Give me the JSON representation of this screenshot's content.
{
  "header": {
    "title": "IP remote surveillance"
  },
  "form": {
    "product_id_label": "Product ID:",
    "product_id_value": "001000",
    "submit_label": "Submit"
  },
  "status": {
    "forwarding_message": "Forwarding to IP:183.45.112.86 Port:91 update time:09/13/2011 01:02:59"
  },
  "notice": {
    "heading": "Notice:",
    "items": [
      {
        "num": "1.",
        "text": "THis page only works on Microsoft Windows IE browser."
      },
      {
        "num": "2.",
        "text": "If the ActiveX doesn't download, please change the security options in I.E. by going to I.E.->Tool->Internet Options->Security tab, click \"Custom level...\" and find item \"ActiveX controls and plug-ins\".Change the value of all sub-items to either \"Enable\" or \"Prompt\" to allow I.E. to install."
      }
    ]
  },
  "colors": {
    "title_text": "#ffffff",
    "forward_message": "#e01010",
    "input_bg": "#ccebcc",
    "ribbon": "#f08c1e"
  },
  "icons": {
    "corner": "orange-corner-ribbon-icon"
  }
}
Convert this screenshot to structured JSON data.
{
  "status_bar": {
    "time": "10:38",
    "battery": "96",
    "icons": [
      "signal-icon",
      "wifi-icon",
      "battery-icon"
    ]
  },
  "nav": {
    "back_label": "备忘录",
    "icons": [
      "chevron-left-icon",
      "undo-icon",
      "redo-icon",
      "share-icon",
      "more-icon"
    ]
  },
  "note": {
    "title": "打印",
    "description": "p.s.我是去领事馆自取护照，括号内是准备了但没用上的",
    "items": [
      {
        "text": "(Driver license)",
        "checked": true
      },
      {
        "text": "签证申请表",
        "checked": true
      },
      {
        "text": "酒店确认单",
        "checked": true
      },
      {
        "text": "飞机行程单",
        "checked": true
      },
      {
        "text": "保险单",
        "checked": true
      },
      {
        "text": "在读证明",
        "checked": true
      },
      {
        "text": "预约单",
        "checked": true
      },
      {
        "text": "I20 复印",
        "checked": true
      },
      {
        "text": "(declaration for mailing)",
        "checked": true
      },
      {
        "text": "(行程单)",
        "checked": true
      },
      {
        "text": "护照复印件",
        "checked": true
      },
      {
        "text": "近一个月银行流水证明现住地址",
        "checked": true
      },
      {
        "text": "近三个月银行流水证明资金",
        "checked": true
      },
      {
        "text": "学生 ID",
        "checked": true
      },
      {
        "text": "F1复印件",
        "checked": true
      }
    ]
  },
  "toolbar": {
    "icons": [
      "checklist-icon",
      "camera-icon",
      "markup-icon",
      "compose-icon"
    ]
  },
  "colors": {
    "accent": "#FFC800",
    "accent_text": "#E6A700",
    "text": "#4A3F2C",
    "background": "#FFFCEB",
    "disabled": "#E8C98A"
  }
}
#####
Please reproduce each record precisely as written.

Give me the JSON representation of this screenshot's content.
{
  "header": {
    "title": "IP remote surveillance"
  },
  "form": {
    "product_id_label": "Product ID:",
    "product_id_value": "001000",
    "submit_label": "Submit"
  },
  "status": {
    "forwarding_message": "Forwarding to IP:183.45.112.86 Port:91 update time:09/13/2011 01:02:59"
  },
  "notice": {
    "heading": "Notice:",
    "items": [
      {
        "num": "1.",
        "text": "THis page only works on Microsoft Windows IE browser."
      },
      {
        "num": "2.",
        "text": "If the ActiveX doesn't download, please change the security options in I.E. by going to I.E.->Tool->Internet Options->Security tab, click \"Custom level...\" and find item \"ActiveX controls and plug-ins\".Change the value of all sub-items to either \"Enable\" or \"Prompt\" to allow I.E. to install."
      }
    ]
  },
  "colors": {
    "title_text": "#ffffff",
    "forward_message": "#e01010",
    "input_bg": "#ccebcc",
    "ribbon": "#f08c1e"
  },
  "icons": {
    "corner": "orange-corner-ribbon-icon"
  }
}
Convert this screenshot to structured JSON data.
{
  "status_bar": {
    "time": "10:38",
    "battery": "96",
    "icons": [
      "signal-icon",
      "wifi-icon",
      "battery-icon"
    ]
  },
  "nav": {
    "back_label": "备忘录",
    "icons": [
      "chevron-left-icon",
      "undo-icon",
      "redo-icon",
      "share-icon",
      "more-icon"
    ]
  },
  "note": {
    "title": "打印",
    "description": "p.s.我是去领事馆自取护照，括号内是准备了但没用上的",
    "items": [
      {
        "text": "(Driver license)",
        "checked": true
      },
      {
        "text": "签证申请表",
        "checked": true
      },
      {
        "text": "酒店确认单",
        "checked": true
      },
      {
        "text": "飞机行程单",
        "checked": true
      },
      {
        "text": "保险单",
        "checked": true
      },
      {
        "text": "在读证明",
        "checked": true
      },
      {
        "text": "预约单",
        "checked": true
      },
      {
        "text": "I20 复印",
        "checked": true
      },
      {
        "text": "(declaration for mailing)",
        "checked": true
      },
      {
        "text": "(行程单)",
        "checked": true
      },
      {
        "text": "护照复印件",
        "checked": true
      },
      {
        "text": "近一个月银行流水证明现住地址",
        "checked": true
      },
      {
        "text": "近三个月银行流水证明资金",
        "checked": true
      },
      {
        "text": "学生 ID",
        "checked": true
      },
      {
        "text": "F1复印件",
        "checked": true
      }
    ]
  },
  "toolbar": {
    "icons": [
      "checklist-icon",
      "camera-icon",
      "markup-icon",
      "compose-icon"
    ]
  },
  "colors": {
    "accent": "#FFC800",
    "accent_text": "#E6A700",
    "text": "#4A3F2C",
    "background": "#FFFCEB",
    "disabled": "#E8C98A"
  }
}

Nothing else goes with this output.